▸ Exercise brief
Copy each line below that contains "root".

▸ Recorded data
-=-=-
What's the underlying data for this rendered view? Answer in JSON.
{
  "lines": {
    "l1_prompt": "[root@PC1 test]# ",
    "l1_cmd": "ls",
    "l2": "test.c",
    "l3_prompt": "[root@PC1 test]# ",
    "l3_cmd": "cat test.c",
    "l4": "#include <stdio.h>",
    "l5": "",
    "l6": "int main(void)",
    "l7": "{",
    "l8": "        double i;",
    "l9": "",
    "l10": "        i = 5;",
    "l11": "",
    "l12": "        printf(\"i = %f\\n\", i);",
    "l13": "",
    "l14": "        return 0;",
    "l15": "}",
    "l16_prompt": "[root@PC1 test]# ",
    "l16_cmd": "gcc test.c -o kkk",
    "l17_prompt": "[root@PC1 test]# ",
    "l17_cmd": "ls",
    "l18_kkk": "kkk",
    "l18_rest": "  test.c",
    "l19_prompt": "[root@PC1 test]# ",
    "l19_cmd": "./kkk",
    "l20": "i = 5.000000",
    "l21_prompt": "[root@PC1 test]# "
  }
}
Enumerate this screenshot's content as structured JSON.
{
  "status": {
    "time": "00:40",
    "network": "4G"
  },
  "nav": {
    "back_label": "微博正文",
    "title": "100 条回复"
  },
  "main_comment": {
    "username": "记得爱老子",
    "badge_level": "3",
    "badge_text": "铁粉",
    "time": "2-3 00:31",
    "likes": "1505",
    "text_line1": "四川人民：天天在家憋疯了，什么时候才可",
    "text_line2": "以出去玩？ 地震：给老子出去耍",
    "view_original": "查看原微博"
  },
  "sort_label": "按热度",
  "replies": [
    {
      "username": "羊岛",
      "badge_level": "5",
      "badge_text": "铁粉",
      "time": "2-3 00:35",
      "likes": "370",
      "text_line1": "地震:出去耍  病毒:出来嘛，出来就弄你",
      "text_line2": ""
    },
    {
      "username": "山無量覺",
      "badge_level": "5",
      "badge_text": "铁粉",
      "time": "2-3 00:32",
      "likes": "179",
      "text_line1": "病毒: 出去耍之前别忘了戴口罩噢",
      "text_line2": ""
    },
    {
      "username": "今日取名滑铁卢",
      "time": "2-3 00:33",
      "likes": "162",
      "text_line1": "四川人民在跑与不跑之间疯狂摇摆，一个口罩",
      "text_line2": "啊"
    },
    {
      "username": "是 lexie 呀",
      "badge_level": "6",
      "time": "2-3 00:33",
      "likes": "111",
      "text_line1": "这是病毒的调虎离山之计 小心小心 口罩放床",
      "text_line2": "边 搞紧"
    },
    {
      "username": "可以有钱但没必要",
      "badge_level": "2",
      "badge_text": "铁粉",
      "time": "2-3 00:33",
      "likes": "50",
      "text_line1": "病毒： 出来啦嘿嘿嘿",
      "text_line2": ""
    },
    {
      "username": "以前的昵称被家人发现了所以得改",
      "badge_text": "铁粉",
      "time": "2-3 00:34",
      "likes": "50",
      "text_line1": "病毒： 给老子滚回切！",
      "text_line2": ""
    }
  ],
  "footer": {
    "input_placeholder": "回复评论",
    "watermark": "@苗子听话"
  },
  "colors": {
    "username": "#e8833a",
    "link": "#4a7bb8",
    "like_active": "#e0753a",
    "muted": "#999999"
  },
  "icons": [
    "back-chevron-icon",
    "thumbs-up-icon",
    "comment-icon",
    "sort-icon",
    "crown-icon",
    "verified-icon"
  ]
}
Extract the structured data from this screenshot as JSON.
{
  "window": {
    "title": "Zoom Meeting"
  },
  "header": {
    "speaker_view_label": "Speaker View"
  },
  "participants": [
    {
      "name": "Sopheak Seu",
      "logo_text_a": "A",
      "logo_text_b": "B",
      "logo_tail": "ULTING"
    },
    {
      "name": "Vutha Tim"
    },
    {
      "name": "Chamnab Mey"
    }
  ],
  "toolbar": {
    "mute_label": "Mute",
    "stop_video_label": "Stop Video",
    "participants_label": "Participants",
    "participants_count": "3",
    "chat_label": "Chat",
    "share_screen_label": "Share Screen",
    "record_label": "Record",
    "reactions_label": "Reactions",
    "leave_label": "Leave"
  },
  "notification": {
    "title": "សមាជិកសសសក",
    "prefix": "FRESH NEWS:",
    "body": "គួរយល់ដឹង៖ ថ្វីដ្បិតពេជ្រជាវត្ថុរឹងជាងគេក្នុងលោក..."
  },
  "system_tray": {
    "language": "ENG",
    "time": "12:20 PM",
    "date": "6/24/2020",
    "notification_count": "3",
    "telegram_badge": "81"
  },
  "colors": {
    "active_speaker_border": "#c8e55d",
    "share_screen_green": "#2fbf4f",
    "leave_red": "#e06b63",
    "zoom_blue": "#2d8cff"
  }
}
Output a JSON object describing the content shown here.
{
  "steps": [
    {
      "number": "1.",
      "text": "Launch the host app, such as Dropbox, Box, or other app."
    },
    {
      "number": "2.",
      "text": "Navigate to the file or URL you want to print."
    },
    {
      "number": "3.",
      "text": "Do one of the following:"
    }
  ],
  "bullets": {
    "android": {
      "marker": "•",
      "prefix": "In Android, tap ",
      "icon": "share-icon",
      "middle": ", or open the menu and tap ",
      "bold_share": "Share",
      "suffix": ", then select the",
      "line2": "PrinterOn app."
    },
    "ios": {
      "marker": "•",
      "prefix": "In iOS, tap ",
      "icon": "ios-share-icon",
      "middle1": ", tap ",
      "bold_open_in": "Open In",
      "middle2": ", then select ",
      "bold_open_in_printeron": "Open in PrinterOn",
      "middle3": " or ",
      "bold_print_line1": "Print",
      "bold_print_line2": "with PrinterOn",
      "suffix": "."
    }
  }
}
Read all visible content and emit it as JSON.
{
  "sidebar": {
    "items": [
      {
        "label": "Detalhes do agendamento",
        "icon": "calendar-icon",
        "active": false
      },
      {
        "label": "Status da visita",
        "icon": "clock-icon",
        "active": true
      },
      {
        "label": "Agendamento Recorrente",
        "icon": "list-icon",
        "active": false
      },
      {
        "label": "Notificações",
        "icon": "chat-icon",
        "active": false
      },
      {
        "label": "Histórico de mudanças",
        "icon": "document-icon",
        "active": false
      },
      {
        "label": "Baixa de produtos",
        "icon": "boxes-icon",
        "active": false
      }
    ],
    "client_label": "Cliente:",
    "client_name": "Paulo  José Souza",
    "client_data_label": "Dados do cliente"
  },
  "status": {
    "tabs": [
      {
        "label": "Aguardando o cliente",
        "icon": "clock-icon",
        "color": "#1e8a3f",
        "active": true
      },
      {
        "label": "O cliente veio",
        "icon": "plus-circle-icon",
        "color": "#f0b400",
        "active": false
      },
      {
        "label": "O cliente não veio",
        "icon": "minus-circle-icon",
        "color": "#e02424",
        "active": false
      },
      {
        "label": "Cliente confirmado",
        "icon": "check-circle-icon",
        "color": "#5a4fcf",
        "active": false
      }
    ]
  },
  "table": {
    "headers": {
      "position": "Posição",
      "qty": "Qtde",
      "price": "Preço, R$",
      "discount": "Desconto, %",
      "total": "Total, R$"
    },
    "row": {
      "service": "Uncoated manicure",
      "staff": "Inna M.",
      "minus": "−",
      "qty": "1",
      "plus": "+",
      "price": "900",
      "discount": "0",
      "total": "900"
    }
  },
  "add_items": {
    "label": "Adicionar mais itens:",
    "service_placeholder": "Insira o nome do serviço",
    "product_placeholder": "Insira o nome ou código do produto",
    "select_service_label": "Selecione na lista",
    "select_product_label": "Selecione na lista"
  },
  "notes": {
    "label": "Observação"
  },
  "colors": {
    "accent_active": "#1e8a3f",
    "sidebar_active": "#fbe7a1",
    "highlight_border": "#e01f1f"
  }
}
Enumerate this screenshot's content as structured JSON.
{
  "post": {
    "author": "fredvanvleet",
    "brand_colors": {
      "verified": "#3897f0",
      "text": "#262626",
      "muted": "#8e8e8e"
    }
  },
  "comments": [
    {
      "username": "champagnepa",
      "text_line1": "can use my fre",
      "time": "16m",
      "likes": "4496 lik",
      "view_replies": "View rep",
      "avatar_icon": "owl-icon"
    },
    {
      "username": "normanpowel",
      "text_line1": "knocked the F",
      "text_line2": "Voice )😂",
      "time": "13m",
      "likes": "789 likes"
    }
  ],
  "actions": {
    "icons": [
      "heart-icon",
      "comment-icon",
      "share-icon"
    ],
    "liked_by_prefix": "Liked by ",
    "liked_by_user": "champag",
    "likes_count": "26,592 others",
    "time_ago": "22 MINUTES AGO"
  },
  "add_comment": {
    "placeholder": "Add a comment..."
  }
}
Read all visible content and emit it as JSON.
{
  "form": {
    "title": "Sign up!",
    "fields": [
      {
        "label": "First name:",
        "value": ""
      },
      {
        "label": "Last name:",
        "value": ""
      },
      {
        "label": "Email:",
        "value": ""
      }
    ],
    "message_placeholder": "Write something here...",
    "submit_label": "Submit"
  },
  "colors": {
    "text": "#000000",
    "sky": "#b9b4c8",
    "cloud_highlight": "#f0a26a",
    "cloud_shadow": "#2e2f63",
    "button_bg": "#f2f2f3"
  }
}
-=-=-
▸ Completed task
    "l1_prompt": "[root@PC1 test]# ",
    "l3_prompt": "[root@PC1 test]# ",
    "l16_prompt": "[root@PC1 test]# ",
    "l17_prompt": "[root@PC1 test]# ",
    "l19_prompt": "[root@PC1 test]# ",
    "l21_prompt": "[root@PC1 test]# "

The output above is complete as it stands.